▸ WHAT YOU NEED TO DO
Exact reproduction is required for all entries.

▸ RECORDS SUPPLIED
[start]

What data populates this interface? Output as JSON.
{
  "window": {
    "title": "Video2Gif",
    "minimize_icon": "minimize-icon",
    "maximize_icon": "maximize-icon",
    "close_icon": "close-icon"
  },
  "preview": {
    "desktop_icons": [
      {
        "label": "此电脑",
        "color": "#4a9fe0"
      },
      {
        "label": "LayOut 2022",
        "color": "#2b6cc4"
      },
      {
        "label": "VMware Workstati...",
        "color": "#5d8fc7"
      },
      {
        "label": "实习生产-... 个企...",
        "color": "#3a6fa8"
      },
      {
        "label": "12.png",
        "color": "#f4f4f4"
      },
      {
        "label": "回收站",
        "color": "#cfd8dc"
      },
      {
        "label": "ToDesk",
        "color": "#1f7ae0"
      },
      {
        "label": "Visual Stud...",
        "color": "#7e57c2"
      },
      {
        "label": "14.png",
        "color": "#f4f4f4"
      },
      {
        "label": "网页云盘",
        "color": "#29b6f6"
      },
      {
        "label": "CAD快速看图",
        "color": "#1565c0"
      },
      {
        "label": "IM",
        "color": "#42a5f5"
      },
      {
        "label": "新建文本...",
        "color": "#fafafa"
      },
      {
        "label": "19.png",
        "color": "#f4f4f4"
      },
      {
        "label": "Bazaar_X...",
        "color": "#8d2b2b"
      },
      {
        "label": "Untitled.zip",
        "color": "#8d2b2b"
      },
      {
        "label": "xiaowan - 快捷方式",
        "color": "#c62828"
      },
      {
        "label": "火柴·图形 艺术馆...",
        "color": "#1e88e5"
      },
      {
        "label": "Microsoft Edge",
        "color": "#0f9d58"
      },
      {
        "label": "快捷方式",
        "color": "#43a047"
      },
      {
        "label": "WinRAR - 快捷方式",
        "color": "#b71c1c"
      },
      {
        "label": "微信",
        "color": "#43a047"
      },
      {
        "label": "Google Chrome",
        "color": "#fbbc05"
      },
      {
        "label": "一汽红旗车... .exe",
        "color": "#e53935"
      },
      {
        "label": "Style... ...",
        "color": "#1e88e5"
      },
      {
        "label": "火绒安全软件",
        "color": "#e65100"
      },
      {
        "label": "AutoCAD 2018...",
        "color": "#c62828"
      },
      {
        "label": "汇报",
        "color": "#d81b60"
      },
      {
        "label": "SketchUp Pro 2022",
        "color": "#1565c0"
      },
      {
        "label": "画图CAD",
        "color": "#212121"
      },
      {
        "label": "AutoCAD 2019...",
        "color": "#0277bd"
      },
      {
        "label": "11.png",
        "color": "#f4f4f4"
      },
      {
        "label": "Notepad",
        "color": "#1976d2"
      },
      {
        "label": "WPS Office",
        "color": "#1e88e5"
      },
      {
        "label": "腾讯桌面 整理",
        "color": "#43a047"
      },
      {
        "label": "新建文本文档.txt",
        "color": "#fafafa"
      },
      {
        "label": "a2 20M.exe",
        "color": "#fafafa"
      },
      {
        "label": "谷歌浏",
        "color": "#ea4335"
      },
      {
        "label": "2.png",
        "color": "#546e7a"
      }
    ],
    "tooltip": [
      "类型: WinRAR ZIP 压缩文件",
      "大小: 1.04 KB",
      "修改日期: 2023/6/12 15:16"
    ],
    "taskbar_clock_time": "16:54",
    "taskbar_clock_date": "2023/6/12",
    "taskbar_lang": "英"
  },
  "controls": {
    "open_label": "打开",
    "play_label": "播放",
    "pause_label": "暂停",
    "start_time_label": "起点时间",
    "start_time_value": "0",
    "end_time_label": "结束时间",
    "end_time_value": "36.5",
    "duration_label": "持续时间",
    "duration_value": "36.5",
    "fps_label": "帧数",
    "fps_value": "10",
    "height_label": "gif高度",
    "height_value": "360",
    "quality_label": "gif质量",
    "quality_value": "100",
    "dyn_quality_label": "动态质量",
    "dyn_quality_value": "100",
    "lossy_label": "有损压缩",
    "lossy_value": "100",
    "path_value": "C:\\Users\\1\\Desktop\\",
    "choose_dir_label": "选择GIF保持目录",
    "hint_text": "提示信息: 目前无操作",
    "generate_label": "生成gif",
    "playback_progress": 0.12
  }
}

[end]

▸ OUTPUT OF THE EXERCISE
What data populates this interface? Output as JSON.
{
  "window": {
    "title": "Video2Gif",
    "minimize_icon": "minimize-icon",
    "maximize_icon": "maximize-icon",
    "close_icon": "close-icon"
  },
  "preview": {
    "desktop_icons": [
      {
        "label": "此电脑",
        "color": "#4a9fe0"
      },
      {
        "label": "LayOut 2022",
        "color": "#2b6cc4"
      },
      {
        "label": "VMware Workstati...",
        "color": "#5d8fc7"
      },
      {
        "label": "实习生产-... 个企...",
        "color": "#3a6fa8"
      },
      {
        "label": "12.png",
        "color": "#f4f4f4"
      },
      {
        "label": "回收站",
        "color": "#cfd8dc"
      },
      {
        "label": "ToDesk",
        "color": "#1f7ae0"
      },
      {
        "label": "Visual Stud...",
        "color": "#7e57c2"
      },
      {
        "label": "14.png",
        "color": "#f4f4f4"
      },
      {
        "label": "网页云盘",
        "color": "#29b6f6"
      },
      {
        "label": "CAD快速看图",
        "color": "#1565c0"
      },
      {
        "label": "IM",
        "color": "#42a5f5"
      },
      {
        "label": "新建文本...",
        "color": "#fafafa"
      },
      {
        "label": "19.png",
        "color": "#f4f4f4"
      },
      {
        "label": "Bazaar_X...",
        "color": "#8d2b2b"
      },
      {
        "label": "Untitled.zip",
        "color": "#8d2b2b"
      },
      {
        "label": "xiaowan - 快捷方式",
        "color": "#c62828"
      },
      {
        "label": "火柴·图形 艺术馆...",
        "color": "#1e88e5"
      },
      {
        "label": "Microsoft Edge",
        "color": "#0f9d58"
      },
      {
        "label": "快捷方式",
        "color": "#43a047"
      },
      {
        "label": "WinRAR - 快捷方式",
        "color": "#b71c1c"
      },
      {
        "label": "微信",
        "color": "#43a047"
      },
      {
        "label": "Google Chrome",
        "color": "#fbbc05"
      },
      {
        "label": "一汽红旗车... .exe",
        "color": "#e53935"
      },
      {
        "label": "Style... ...",
        "color": "#1e88e5"
      },
      {
        "label": "火绒安全软件",
        "color": "#e65100"
      },
      {
        "label": "AutoCAD 2018...",
        "color": "#c62828"
      },
      {
        "label": "汇报",
        "color": "#d81b60"
      },
      {
        "label": "SketchUp Pro 2022",
        "color": "#1565c0"
      },
      {
        "label": "画图CAD",
        "color": "#212121"
      },
      {
        "label": "AutoCAD 2019...",
        "color": "#0277bd"
      },
      {
        "label": "11.png",
        "color": "#f4f4f4"
      },
      {
        "label": "Notepad",
        "color": "#1976d2"
      },
      {
        "label": "WPS Office",
        "color": "#1e88e5"
      },
      {
        "label": "腾讯桌面 整理",
        "color": "#43a047"
      },
      {
        "label": "新建文本文档.txt",
        "color": "#fafafa"
      },
      {
        "label": "a2 20M.exe",
        "color": "#fafafa"
      },
      {
        "label": "谷歌浏",
        "color": "#ea4335"
      },
      {
        "label": "2.png",
        "color": "#546e7a"
      }
    ],
    "tooltip": [
      "类型: WinRAR ZIP 压缩文件",
      "大小: 1.04 KB",
      "修改日期: 2023/6/12 15:16"
    ],
    "taskbar_clock_time": "16:54",
    "taskbar_clock_date": "2023/6/12",
    "taskbar_lang": "英"
  },
  "controls": {
    "open_label": "打开",
    "play_label": "播放",
    "pause_label": "暂停",
    "start_time_label": "起点时间",
    "start_time_value": "0",
    "end_time_label": "结束时间",
    "end_time_value": "36.5",
    "duration_label": "持续时间",
    "duration_value": "36.5",
    "fps_label": "帧数",
    "fps_value": "10",
    "height_label": "gif高度",
    "height_value": "360",
    "quality_label": "gif质量",
    "quality_value": "100",
    "dyn_quality_label": "动态质量",
    "dyn_quality_value": "100",
    "lossy_label": "有损压缩",
    "lossy_value": "100",
    "path_value": "C:\\Users\\1\\Desktop\\",
    "choose_dir_label": "选择GIF保持目录",
    "hint_text": "提示信息: 目前无操作",
    "generate_label": "生成gif",
    "playback_progress": 0.12
  }
}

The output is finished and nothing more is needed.